**What to work on**
Say only how many lines contain the word "data".
--- start ---
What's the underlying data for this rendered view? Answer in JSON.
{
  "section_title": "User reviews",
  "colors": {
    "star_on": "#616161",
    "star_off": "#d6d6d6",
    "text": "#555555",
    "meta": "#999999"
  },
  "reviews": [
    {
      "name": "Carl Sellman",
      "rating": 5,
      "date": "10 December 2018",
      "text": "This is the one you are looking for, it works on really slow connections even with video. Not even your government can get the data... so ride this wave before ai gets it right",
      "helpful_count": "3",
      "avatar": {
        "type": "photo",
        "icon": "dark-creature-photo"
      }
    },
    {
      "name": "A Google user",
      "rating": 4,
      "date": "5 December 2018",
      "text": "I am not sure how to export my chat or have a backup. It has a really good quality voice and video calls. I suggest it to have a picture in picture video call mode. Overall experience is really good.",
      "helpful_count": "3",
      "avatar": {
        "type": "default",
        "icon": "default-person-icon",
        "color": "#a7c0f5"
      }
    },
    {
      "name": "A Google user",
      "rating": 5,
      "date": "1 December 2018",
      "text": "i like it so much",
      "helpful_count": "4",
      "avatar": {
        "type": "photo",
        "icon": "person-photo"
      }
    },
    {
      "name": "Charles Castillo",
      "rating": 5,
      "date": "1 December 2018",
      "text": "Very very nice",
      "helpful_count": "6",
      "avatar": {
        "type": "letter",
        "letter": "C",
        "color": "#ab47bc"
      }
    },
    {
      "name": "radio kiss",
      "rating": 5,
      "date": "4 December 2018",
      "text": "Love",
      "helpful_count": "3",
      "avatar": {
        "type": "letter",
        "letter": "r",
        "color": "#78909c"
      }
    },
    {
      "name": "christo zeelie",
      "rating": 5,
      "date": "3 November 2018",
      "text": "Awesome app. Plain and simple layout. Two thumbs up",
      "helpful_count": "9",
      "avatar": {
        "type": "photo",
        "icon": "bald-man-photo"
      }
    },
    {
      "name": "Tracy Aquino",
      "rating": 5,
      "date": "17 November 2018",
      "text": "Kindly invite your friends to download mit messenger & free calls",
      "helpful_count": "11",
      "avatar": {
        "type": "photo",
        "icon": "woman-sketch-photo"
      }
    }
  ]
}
--- end ---
**Written answer**
2